## DATA IN THIS EXERCISE
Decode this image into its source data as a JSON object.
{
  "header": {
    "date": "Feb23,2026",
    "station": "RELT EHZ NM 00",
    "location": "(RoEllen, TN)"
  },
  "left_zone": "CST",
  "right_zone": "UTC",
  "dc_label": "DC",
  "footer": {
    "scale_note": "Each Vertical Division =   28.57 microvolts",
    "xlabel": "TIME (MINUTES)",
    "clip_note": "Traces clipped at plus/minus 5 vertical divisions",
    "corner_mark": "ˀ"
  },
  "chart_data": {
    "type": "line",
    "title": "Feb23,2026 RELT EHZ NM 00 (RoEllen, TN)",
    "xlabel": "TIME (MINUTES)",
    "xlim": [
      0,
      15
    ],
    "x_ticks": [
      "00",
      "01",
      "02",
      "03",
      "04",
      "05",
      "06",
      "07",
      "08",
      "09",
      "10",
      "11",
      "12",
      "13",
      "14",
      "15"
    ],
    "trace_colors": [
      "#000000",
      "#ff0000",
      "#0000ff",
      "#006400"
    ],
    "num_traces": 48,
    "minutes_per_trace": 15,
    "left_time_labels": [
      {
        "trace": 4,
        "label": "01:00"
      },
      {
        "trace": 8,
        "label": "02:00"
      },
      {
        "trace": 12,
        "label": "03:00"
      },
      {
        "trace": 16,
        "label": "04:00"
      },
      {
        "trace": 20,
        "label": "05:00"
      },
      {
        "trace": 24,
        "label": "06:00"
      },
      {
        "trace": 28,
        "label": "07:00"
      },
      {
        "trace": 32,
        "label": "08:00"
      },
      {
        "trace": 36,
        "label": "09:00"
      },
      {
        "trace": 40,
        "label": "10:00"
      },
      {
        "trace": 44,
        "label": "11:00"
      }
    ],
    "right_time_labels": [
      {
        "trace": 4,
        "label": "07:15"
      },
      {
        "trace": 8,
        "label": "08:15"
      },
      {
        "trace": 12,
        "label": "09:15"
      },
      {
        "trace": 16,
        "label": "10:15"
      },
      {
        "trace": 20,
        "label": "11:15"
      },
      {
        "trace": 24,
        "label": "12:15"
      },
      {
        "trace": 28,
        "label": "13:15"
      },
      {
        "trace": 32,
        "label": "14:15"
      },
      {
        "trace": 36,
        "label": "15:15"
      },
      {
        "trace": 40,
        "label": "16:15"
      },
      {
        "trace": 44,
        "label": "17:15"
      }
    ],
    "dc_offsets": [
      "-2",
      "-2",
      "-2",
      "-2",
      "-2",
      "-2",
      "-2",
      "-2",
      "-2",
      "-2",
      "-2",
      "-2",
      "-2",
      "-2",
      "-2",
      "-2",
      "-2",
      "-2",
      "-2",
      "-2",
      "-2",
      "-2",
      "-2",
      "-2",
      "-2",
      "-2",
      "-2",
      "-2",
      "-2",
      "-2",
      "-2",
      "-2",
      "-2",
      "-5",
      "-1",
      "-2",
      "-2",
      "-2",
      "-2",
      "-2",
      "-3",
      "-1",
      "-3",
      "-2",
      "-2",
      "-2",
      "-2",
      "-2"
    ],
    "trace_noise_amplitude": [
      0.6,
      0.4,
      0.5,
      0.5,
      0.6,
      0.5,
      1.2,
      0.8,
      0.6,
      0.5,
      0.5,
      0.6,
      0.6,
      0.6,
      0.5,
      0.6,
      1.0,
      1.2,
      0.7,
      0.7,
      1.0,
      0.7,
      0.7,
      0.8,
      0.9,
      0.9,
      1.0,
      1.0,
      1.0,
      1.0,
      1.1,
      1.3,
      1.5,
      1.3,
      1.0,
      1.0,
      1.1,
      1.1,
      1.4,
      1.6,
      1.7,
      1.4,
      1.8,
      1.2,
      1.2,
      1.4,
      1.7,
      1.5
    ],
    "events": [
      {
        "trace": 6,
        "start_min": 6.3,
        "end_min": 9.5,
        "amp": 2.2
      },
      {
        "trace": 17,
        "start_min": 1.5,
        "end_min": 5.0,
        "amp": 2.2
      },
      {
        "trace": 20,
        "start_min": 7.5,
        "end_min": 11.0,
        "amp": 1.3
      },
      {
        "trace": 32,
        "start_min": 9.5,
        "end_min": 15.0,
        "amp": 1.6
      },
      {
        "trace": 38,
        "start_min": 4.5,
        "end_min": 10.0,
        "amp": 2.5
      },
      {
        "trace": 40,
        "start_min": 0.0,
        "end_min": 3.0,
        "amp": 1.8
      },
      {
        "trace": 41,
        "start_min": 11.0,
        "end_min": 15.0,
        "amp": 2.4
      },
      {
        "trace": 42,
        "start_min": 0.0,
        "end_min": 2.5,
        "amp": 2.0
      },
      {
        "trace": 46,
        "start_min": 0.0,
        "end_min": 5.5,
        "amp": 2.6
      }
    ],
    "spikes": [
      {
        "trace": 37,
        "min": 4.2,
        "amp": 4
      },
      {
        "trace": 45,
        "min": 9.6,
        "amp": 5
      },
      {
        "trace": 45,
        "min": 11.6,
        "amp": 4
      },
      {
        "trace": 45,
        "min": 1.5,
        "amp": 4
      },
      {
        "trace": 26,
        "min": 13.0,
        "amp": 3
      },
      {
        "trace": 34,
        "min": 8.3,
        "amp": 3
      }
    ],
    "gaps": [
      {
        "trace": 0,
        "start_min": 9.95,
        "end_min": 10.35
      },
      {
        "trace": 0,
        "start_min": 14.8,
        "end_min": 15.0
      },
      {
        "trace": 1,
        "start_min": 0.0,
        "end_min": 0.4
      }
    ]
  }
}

## WORK TO BE COMPLETED
From the listing, copy each line containing the word "RELT".

## SOLUTION FOR THIS EXERCISE
    "station": "RELT EHZ NM 00",
    "title": "Feb23,2026 RELT EHZ NM 00 (RoEllen, TN)",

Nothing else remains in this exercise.